Supplied information:
'''
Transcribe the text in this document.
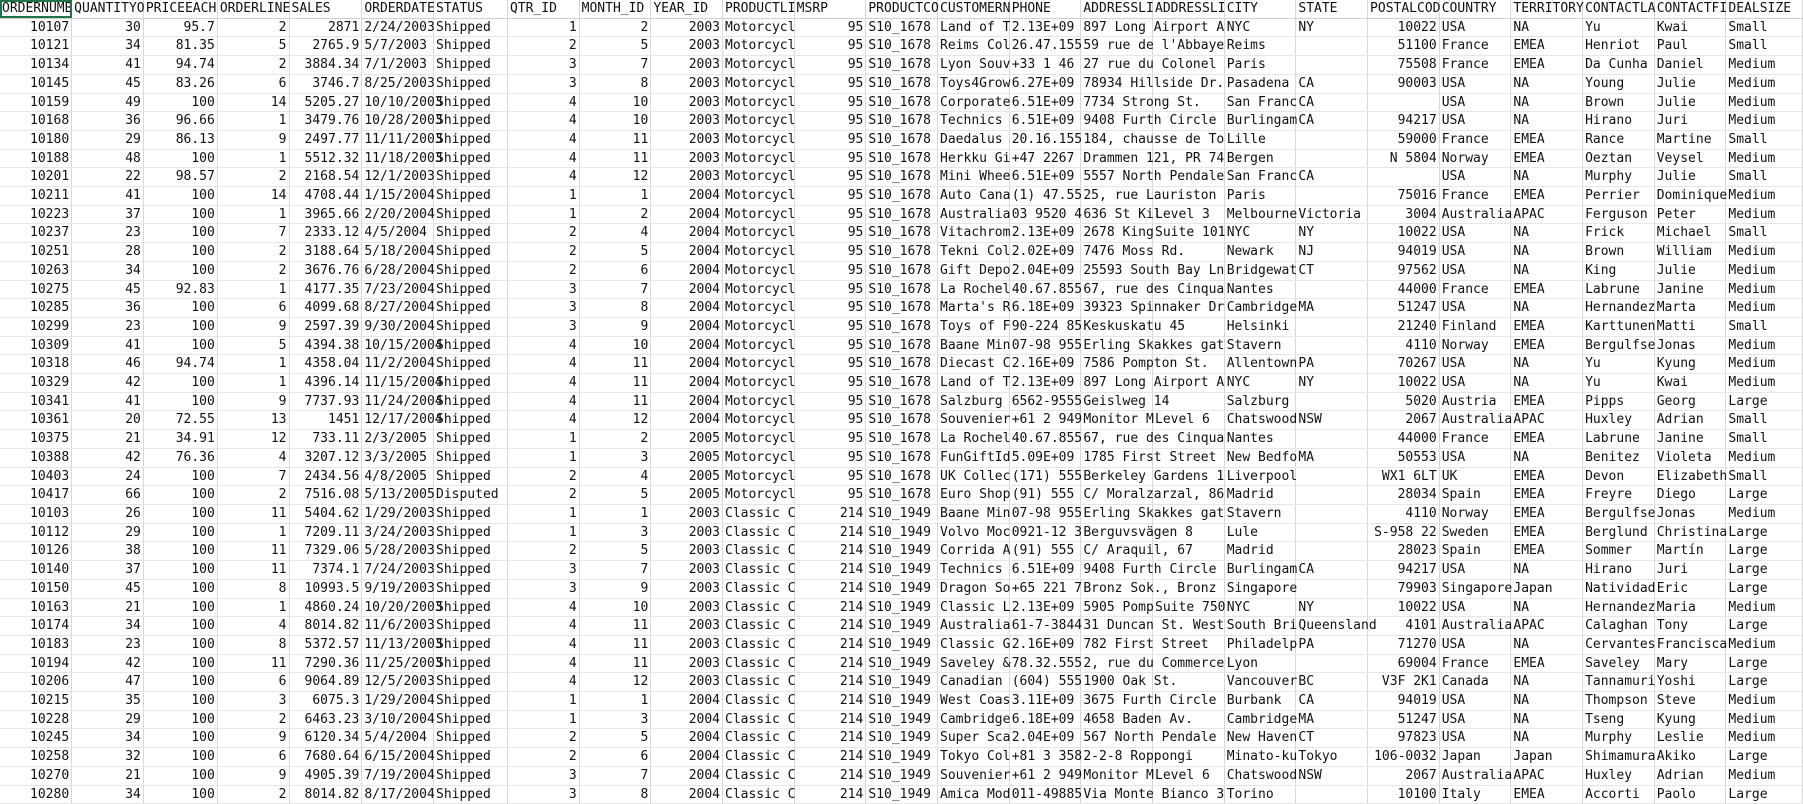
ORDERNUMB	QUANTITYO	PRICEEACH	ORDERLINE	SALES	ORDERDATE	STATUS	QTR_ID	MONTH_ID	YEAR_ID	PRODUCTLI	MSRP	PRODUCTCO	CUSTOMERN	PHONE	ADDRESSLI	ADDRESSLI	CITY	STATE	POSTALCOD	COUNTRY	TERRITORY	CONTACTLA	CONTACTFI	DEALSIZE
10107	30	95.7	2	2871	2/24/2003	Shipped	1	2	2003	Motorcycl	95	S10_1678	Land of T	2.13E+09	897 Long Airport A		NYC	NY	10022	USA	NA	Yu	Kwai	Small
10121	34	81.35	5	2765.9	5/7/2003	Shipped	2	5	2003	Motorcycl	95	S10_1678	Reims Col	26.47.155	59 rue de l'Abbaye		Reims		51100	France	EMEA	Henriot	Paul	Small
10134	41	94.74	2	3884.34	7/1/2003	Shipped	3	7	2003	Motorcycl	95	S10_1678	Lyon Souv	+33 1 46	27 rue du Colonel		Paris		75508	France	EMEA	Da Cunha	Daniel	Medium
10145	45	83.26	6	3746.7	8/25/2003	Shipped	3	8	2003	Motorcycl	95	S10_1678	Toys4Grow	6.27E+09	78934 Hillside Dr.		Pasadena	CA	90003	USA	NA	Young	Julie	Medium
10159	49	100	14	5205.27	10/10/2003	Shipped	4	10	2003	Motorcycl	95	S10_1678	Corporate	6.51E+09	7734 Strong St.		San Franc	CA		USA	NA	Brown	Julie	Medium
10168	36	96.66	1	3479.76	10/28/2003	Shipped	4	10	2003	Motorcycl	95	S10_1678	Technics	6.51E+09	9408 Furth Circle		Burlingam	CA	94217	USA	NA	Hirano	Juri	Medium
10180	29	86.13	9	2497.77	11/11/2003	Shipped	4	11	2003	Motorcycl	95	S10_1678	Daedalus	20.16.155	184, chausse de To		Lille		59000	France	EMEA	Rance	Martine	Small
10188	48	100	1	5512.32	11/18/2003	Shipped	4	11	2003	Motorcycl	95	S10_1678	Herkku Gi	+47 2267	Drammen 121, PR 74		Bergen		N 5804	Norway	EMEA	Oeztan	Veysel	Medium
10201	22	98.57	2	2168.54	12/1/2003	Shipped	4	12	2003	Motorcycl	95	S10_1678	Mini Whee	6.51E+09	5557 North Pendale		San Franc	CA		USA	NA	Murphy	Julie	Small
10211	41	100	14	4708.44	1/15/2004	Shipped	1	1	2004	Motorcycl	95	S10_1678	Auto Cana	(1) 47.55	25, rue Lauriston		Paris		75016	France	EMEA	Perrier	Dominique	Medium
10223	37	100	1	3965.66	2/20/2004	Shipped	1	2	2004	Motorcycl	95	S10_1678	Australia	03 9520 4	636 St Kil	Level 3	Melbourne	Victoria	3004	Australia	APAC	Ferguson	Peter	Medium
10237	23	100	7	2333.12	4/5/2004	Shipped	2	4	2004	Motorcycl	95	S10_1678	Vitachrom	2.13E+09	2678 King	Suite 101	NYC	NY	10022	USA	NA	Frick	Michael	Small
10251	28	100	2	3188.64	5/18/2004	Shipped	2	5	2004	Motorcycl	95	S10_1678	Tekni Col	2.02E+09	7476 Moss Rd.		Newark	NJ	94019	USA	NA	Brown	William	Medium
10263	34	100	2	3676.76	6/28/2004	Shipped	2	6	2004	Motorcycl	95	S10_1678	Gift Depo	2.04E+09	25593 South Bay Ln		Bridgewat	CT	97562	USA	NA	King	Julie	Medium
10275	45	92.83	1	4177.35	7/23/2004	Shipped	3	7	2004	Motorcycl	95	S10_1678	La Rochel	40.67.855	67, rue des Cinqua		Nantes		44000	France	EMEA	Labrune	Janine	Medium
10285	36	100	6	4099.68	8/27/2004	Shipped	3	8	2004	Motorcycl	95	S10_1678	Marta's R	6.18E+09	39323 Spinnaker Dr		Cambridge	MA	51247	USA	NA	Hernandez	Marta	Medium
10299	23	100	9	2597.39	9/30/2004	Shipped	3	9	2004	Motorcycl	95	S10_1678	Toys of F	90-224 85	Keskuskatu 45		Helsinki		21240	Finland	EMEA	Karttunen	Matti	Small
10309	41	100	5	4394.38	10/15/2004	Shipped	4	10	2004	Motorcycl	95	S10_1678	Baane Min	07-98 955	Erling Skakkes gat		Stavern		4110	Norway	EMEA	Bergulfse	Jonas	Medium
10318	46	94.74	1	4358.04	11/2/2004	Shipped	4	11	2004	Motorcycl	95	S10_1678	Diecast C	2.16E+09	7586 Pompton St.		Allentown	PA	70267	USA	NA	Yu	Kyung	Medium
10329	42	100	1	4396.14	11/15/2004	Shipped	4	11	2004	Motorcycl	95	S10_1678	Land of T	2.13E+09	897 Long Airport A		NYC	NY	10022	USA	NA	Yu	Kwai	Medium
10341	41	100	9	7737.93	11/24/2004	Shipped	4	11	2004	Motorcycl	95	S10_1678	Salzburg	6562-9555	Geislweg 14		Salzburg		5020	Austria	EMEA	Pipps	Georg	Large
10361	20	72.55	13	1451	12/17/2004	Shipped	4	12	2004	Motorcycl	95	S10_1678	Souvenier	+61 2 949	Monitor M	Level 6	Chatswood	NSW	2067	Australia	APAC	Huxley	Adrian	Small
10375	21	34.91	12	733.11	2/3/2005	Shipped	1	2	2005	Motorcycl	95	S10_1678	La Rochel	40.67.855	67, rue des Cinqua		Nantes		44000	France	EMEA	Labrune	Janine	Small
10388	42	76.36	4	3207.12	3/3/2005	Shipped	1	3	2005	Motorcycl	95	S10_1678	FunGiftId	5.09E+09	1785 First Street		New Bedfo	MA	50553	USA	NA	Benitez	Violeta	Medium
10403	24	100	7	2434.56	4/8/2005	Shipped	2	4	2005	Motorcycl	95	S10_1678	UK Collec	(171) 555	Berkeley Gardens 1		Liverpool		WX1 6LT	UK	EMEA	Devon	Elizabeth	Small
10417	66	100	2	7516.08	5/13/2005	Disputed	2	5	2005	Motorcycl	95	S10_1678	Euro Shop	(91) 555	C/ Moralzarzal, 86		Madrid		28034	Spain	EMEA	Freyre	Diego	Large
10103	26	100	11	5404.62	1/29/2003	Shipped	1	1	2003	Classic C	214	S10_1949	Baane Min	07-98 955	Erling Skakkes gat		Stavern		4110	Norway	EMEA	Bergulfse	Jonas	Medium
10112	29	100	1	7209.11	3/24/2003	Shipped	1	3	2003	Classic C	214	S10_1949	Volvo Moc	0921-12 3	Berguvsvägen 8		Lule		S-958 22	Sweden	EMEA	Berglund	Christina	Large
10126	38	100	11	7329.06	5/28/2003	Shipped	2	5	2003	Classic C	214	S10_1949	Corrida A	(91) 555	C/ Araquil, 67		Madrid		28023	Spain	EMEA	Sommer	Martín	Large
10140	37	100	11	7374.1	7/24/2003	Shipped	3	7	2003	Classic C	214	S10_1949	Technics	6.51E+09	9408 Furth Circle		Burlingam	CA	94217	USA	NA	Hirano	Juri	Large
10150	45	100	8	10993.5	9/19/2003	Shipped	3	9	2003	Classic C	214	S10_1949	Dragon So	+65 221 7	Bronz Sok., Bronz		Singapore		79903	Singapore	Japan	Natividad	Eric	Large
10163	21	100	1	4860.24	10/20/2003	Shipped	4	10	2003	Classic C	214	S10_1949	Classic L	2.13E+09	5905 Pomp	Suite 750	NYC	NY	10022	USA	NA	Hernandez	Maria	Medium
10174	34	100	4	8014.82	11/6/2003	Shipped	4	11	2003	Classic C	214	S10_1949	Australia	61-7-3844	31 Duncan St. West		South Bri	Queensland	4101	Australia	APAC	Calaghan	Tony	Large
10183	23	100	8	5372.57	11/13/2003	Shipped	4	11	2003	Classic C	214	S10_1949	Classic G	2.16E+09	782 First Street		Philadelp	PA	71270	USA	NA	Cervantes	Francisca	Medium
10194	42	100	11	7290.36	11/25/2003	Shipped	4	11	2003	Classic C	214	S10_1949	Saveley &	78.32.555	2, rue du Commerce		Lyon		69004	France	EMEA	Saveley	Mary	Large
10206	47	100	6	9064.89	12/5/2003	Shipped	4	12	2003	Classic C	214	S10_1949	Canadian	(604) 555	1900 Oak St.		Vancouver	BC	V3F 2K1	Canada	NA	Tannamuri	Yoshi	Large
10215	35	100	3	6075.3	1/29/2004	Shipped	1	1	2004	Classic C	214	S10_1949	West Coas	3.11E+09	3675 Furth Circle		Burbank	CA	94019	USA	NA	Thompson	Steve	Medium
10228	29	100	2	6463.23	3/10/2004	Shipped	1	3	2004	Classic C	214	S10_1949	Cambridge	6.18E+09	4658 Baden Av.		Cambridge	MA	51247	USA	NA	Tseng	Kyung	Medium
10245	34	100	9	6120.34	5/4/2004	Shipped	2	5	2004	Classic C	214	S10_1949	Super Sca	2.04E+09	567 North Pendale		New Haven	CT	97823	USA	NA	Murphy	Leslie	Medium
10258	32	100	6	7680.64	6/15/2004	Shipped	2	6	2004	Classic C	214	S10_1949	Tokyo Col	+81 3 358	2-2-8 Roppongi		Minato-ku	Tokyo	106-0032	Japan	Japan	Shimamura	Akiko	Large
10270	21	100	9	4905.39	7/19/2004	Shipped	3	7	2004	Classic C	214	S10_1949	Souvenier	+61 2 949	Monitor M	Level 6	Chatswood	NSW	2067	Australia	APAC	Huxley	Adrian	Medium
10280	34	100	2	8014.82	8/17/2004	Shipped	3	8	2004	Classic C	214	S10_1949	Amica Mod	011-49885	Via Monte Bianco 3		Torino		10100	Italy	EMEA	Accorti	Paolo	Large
'''
From the material above, copy each line that includes the word "Souvenier".

10361	20	72.55	13	1451	12/17/2004	Shipped	4	12	2004	Motorcycl	95	S10_1678	Souvenier	+61 2 949	Monitor M	Level 6	Chatswood	NSW	2067	Australia	APAC	Huxley	Adrian	Small
10270	21	100	9	4905.39	7/19/2004	Shipped	3	7	2004	Classic C	214	S10_1949	Souvenier	+61 2 949	Monitor M	Level 6	Chatswood	NSW	2067	Australia	APAC	Huxley	Adrian	Medium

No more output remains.